◆ PAGE EXTRACT:

****

Interview with Roger Bales on the Sierra Nevada and California’s water supply

by Gordy Slack


Roger Bales
is a Professor of Engineering at UC Merced, where he is also acting director of the Sierra Nevada Research Institute. His research focuses on tracking the snow provided to the state of California free of charge by the three-hundred-mile-long Sierra Nevada mountain range. The availability of new, low-energy, wireless monitoring devices, and the maturing of satellite imaging technology plus advances in cyber-infrastructure, are enabling large strides in our ability to track and predict the storage and flow of water.

CITRIS: Why is it important to know how much water is stored in Sierra Nevada snow?

Roger Bales: The Sierra Nevada, of course, is the source of much of California’s water supply. Being a mountain region and having snowpacks that are near zero degrees Celsius, it is susceptible to small temperature increases that will change water runoff patterns and the ecology of the Sierra Nevada. In addition, the urban and exurban development and population growth in the Sierra Nevada and San Joaquin Valley will make major changes in the natural systems and put stress on water and other human systems.

More specifically, though, every spring, the first question water managers ask is, “How much water is out there in the snowpack?” A great deal depends on the accuracy of the answer. If more water is predicted, a Valley farm may plan to plant two crops. With less water, farmers will only plant one. Across the entire valley, we are talking about hundreds of millions of dollars at stake. Even if the uncertainty in our predictions is only ten percent, that can still add up to a huge amount of revenue or loss.

Then, there is flood control. The amount of water stored in the snowpack can overwhelm the reservoir system if it is not timed and released properly. The release is all based on predictions of the amount of snow up there and when it is likely to melt. We are pretty good at predicting the amount of water stored in the snow in normal years, but not very good at predicting extremely wet or extremely dry years. It is those extreme years that pose the greatest challenge and the greatest danger.

Also, there is forest and watershed management. The conditions that determine the likelihood of forest fires, for example, also depend on how much snow has fallen and how much of it is likely to melt and when.

So that question, How much water is stored in the mountains this year, cannot yet be answered as accurately as it should be.

CITRIS: How does climate change play into this equation?

****

◆ PROVIDED MATERIAL:

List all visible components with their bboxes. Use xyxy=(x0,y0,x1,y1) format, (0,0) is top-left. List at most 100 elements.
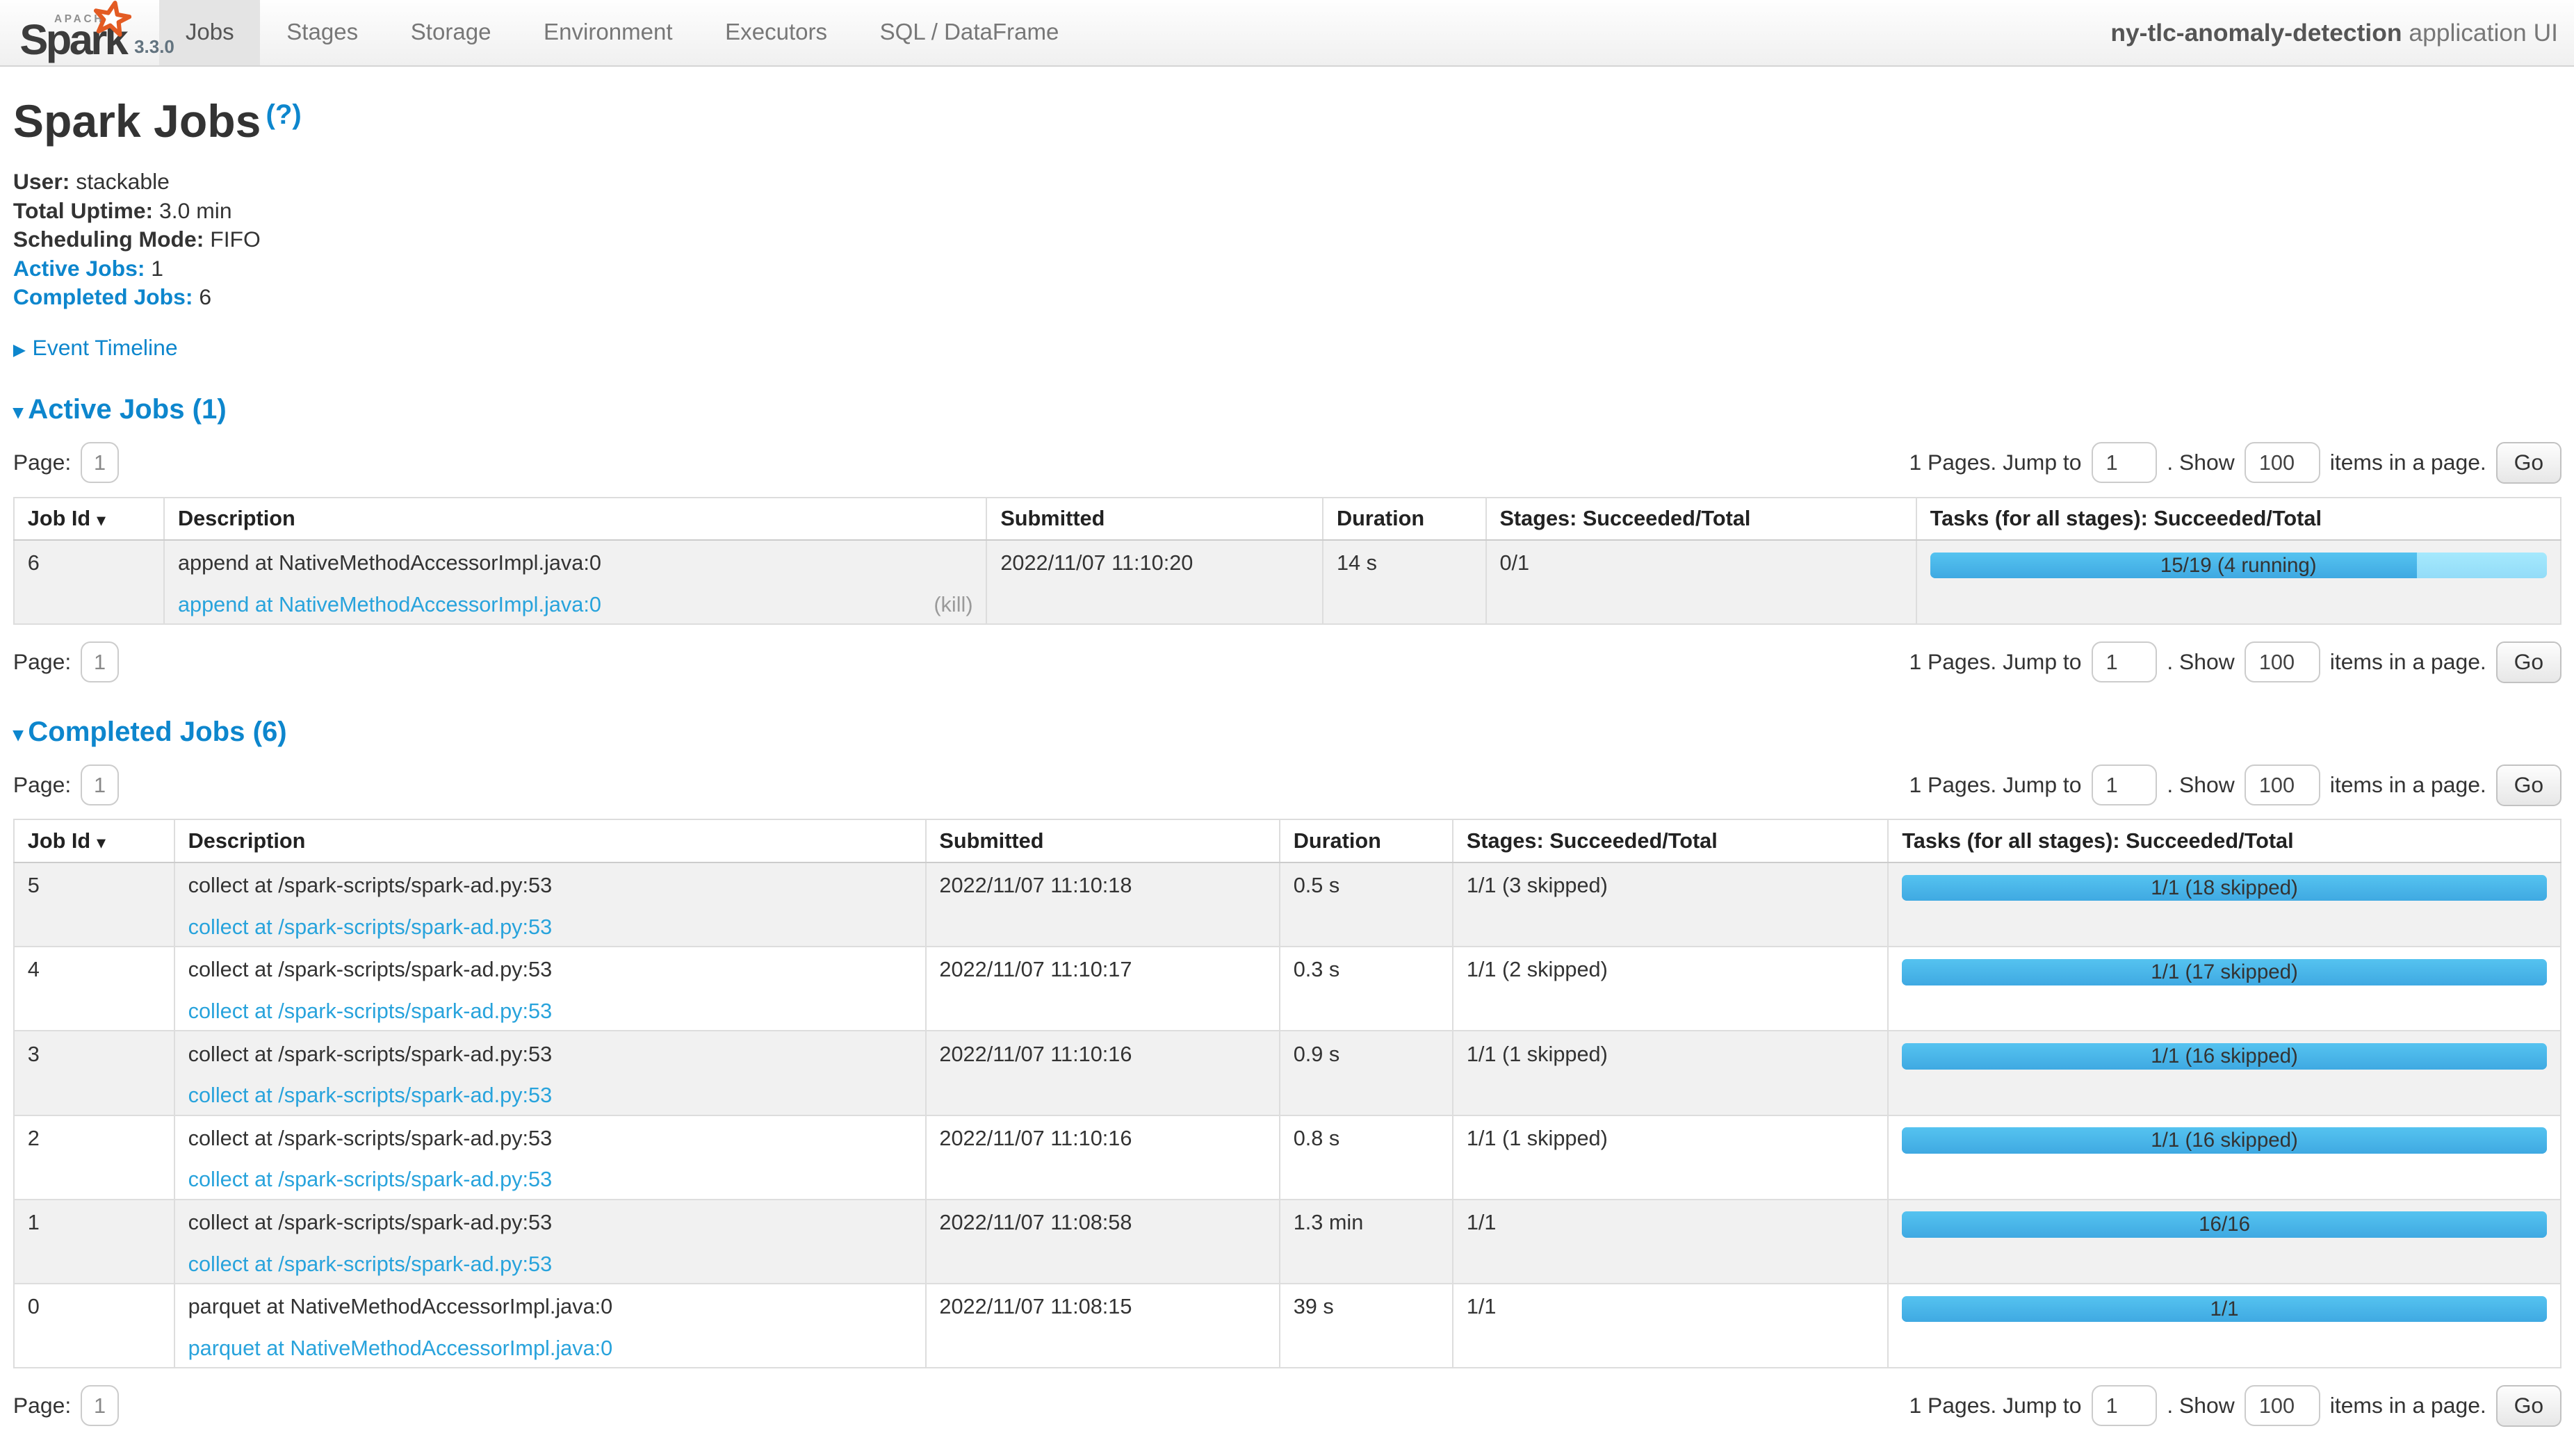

****

Continue the interview with Roger Bales on Sierra Nevada snow and California's water supply, starting right after the question about climate change.

◆ RESPONSE TO THE EXERCISE:
RB: About two-thirds of the Sierra Nevada’s total precipitation is snow. That is even higher in the southern part of the range. Much of that now falls when temperatures are right around zero degrees Celsius. A three-degree increase in temperature would turn a third of that snow into rain. A three-degree average increase would also shorten the winter by about two months and turn some of our biggest snowstorms into rainstorms.

On average, fourteen million acre-feet of water are stored in the snowpack each winter. That is larger than the reservoir storage capacity of the dams on the Sacramento or the San Joaquin. With warming, we are facing a potential loss of all of that storage, and there is no obvious way to make that up.

My work does not measure climate change. But I can say that as climate becomes less predictable, the reliability of the kinds of estimates we can make now will go down. When climate shifts, you find yourself outside the range that the statistical relationships that our current prediction methods are built on. And they are not so good at extrapolations on extremes.
We would need to build up another 30 years of history before our statistical relationships would give us comparable results. Even the results they give now with the stationary climate are not as good as water managers would like them to be.

As the pressures of water use increase with population growth, the stakes go up. For all these reasons, it is key that we understand the systems involved and can make accurate predictions about them.

CITRIS: How do you monitor the snow levels now?

RB: We do two main things. First, we use daily satellite images to tell us what areas are covered with snow. Second, we take ground-based measurements that record the snow depth and snow density at various sites around the Sierra Nevada. One of the problems is that there are not enough of those sites and they are not all that representative of the terrain as a whole.

CITRIS: How does the satellite imaging work?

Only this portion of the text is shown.